Data entries for graphics
-*-

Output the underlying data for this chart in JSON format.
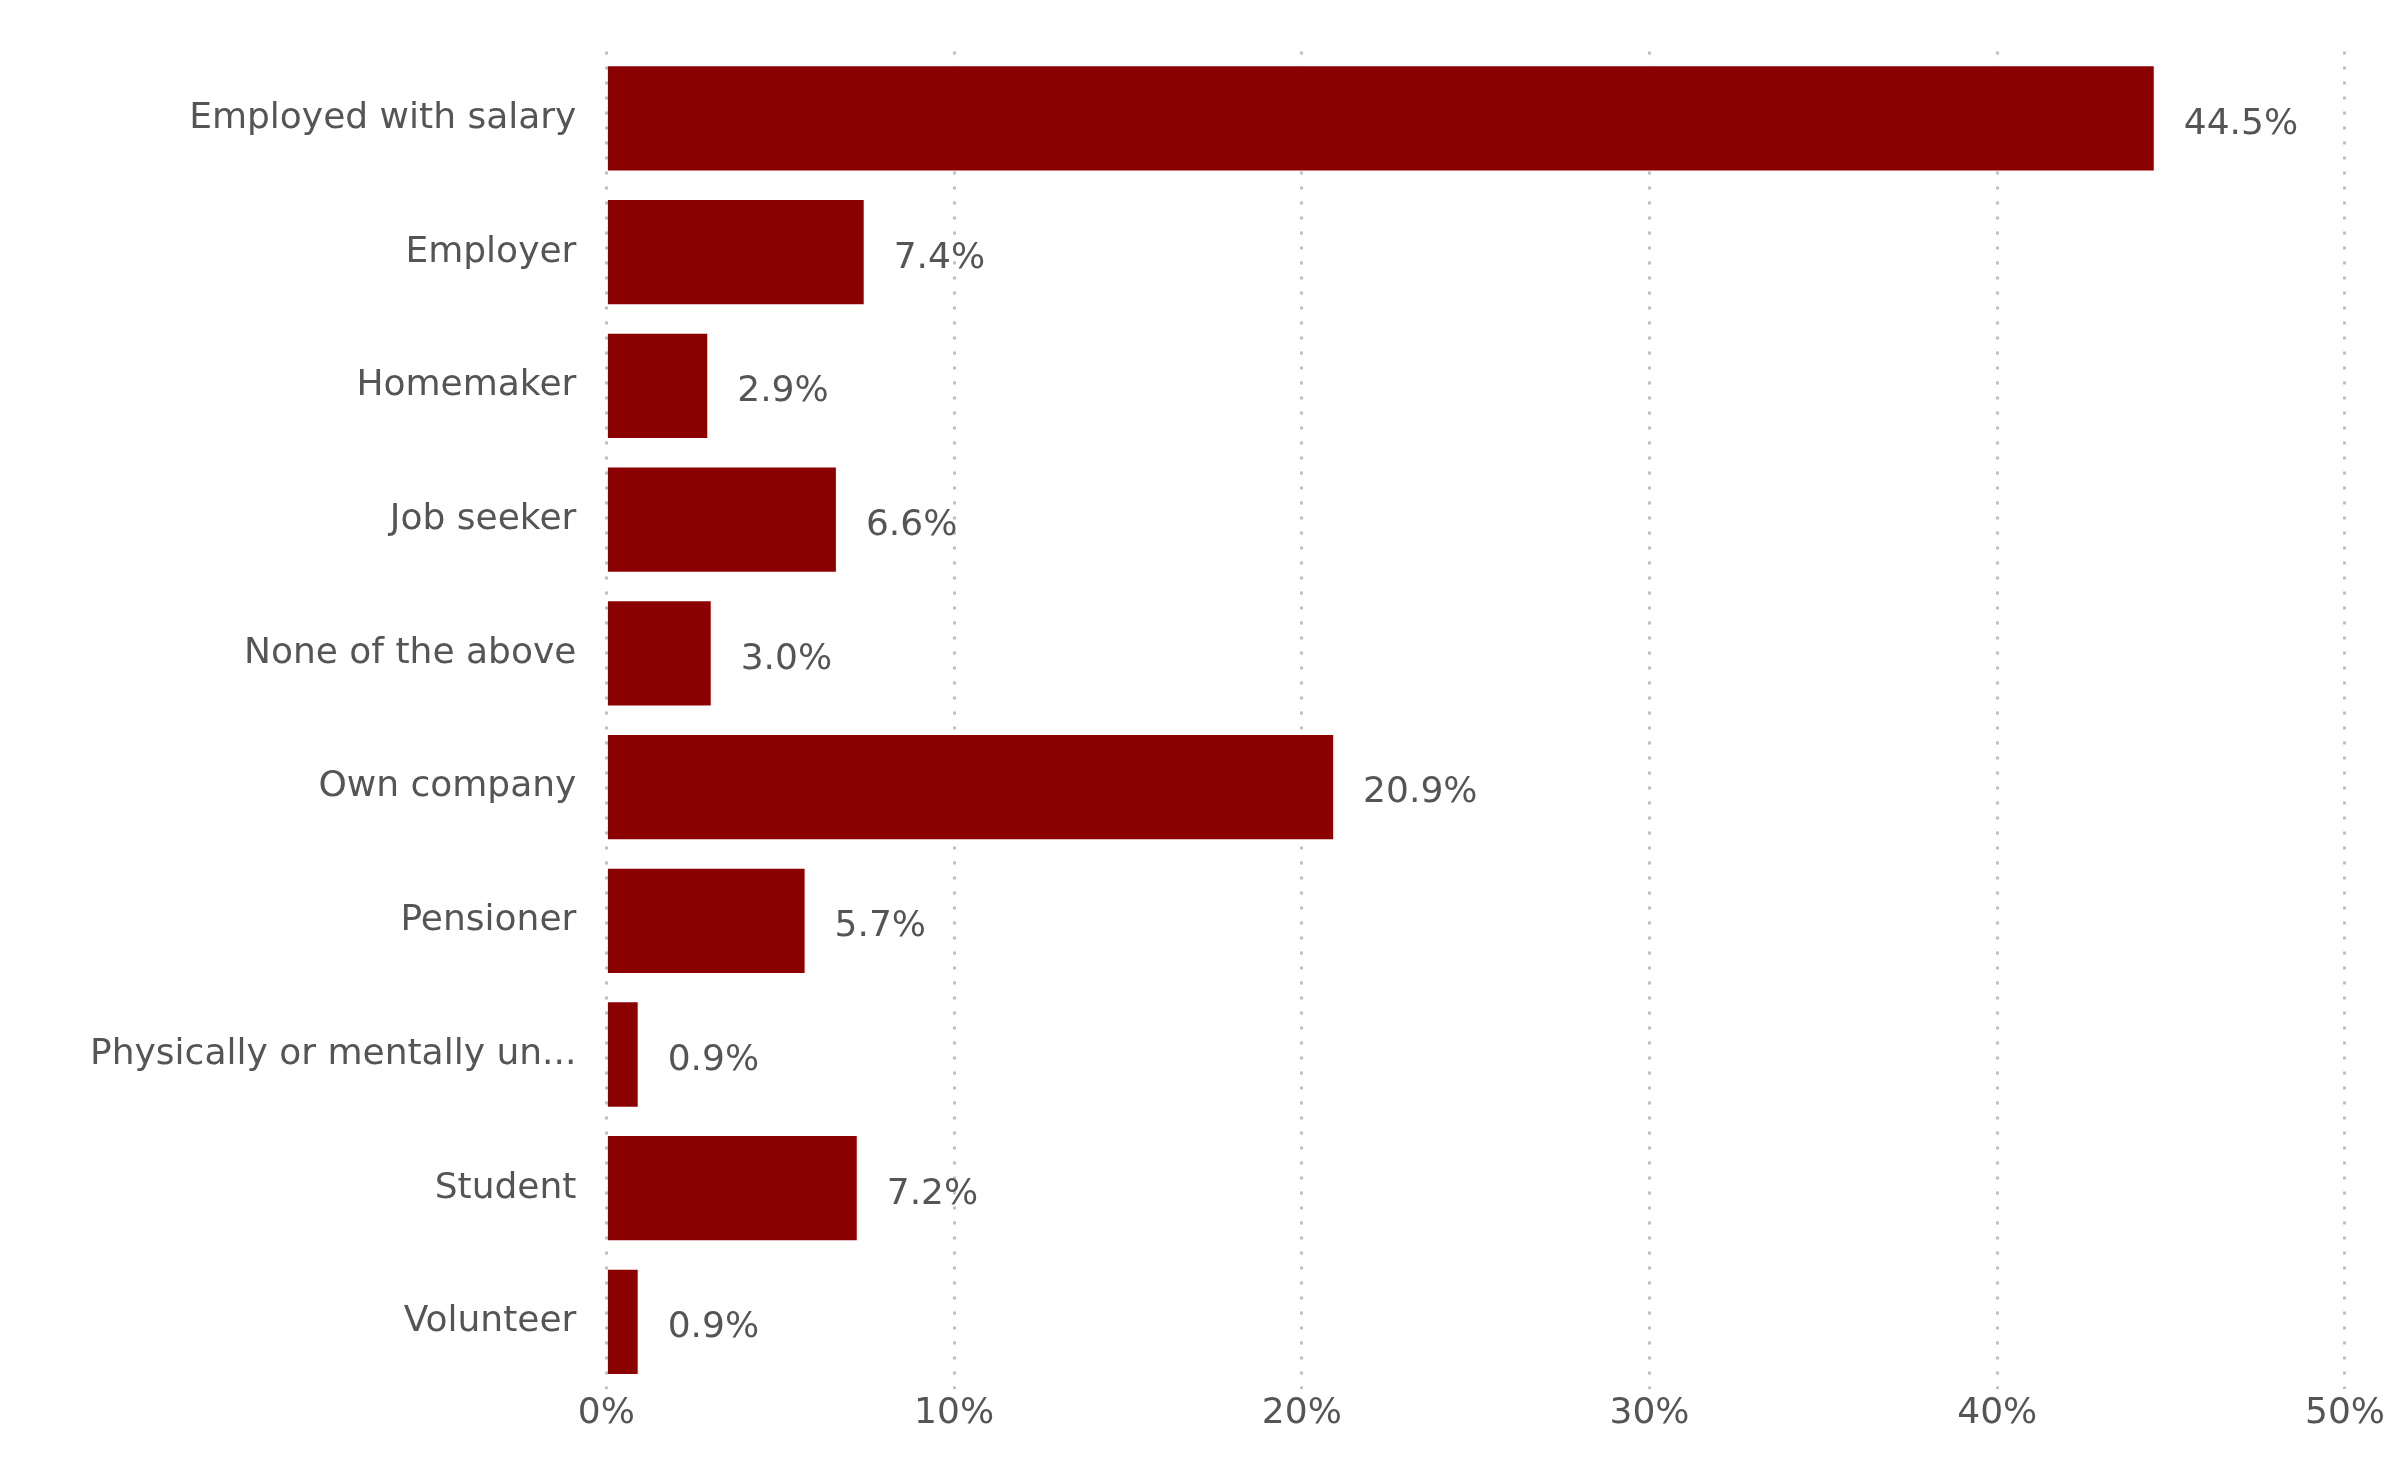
{
  "chart_data": {
    "type": "bar",
    "orientation": "horizontal",
    "categories": [
      "Employed with salary",
      "Employer",
      "Homemaker",
      "Job seeker",
      "None of the above",
      "Own company",
      "Pensioner",
      "Physically or mentally un...",
      "Student",
      "Volunteer"
    ],
    "values": [
      44.5,
      7.4,
      2.9,
      6.6,
      3.0,
      20.9,
      5.7,
      0.9,
      7.2,
      0.9
    ],
    "value_labels": [
      "44.5%",
      "7.4%",
      "2.9%",
      "6.6%",
      "3.0%",
      "20.9%",
      "5.7%",
      "0.9%",
      "7.2%",
      "0.9%"
    ],
    "color": "#8b0000",
    "xlim": [
      0,
      50
    ],
    "xticks": [
      {
        "value": 0,
        "label": "0%"
      },
      {
        "value": 10,
        "label": "10%"
      },
      {
        "value": 20,
        "label": "20%"
      },
      {
        "value": 30,
        "label": "30%"
      },
      {
        "value": 40,
        "label": "40%"
      },
      {
        "value": 50,
        "label": "50%"
      }
    ],
    "grid": "x",
    "legend": false
  }
}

-*-

#### [REQUIREMENTS]
Return each line exactly as written. Any picture gets left out.

#### [SOLUTION FOR THIS PROBLEM]
Output the underlying data for this chart in JSON format.
{
  "chart_data": {
    "type": "bar",
    "orientation": "horizontal",
    "categories": [
      "Employed with salary",
      "Employer",
      "Homemaker",
      "Job seeker",
      "None of the above",
      "Own company",
      "Pensioner",
      "Physically or mentally un...",
      "Student",
      "Volunteer"
    ],
    "values": [
      44.5,
      7.4,
      2.9,
      6.6,
      3.0,
      20.9,
      5.7,
      0.9,
      7.2,
      0.9
    ],
    "value_labels": [
      "44.5%",
      "7.4%",
      "2.9%",
      "6.6%",
      "3.0%",
      "20.9%",
      "5.7%",
      "0.9%",
      "7.2%",
      "0.9%"
    ],
    "color": "#8b0000",
    "xlim": [
      0,
      50
    ],
    "xticks": [
      {
        "value": 0,
        "label": "0%"
      },
      {
        "value": 10,
        "label": "10%"
      },
      {
        "value": 20,
        "label": "20%"
      },
      {
        "value": 30,
        "label": "30%"
      },
      {
        "value": 40,
        "label": "40%"
      },
      {
        "value": 50,
        "label": "50%"
      }
    ],
    "grid": "x",
    "legend": false
  }
}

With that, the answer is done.